◆ DO THIS ◆
Reproduce all lines of the listing below in which the word "духовно" occurs.
>> begin DATA
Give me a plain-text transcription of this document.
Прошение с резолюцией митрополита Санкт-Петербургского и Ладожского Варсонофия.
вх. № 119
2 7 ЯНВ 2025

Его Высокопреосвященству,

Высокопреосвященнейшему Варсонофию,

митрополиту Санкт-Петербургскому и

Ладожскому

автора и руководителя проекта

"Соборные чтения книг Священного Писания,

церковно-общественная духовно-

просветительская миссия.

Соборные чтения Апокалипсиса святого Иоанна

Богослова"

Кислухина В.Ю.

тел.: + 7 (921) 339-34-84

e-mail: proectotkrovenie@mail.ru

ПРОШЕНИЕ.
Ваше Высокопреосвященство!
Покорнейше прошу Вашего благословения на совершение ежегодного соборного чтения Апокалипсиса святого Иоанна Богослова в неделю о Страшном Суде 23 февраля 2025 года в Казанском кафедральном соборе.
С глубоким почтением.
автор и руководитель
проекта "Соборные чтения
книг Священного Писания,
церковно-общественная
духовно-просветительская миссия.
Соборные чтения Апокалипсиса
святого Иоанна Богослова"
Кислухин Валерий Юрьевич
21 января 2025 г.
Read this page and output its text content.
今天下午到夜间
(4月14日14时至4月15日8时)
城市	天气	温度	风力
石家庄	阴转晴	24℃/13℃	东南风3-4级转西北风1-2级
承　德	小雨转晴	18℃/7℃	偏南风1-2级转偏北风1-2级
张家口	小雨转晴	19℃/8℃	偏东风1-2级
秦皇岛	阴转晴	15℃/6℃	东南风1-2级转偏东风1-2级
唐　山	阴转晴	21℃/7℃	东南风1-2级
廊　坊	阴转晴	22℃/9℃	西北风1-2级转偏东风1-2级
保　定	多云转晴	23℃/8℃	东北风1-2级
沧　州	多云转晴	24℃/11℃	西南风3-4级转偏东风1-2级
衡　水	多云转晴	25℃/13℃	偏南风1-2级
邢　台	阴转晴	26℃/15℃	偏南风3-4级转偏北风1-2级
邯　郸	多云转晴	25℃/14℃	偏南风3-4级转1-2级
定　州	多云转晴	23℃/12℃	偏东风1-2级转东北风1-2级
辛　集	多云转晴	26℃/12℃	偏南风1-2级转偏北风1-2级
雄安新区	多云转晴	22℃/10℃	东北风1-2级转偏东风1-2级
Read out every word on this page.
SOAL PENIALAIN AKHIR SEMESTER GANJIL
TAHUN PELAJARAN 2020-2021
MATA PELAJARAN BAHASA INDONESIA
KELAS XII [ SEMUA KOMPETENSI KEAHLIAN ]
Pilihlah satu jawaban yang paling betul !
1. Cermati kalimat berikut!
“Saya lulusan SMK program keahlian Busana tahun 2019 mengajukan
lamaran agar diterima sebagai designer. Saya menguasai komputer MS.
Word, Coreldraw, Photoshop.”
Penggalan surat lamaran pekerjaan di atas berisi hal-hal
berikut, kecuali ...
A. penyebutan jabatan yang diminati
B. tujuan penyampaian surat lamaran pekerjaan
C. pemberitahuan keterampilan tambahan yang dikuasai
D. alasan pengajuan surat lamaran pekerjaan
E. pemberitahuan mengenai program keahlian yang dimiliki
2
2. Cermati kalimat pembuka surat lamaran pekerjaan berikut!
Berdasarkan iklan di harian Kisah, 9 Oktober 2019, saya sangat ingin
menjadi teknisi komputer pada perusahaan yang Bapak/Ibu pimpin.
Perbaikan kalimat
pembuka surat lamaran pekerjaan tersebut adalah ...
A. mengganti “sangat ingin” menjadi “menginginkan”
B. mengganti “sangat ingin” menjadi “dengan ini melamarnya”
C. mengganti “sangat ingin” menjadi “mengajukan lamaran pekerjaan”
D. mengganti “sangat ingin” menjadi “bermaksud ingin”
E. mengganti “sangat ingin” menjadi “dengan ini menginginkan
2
>> end DATA
◆ ANSWER FOR THE TASK ◆
церковно-общественная духовно-
духовно-просветительская миссия.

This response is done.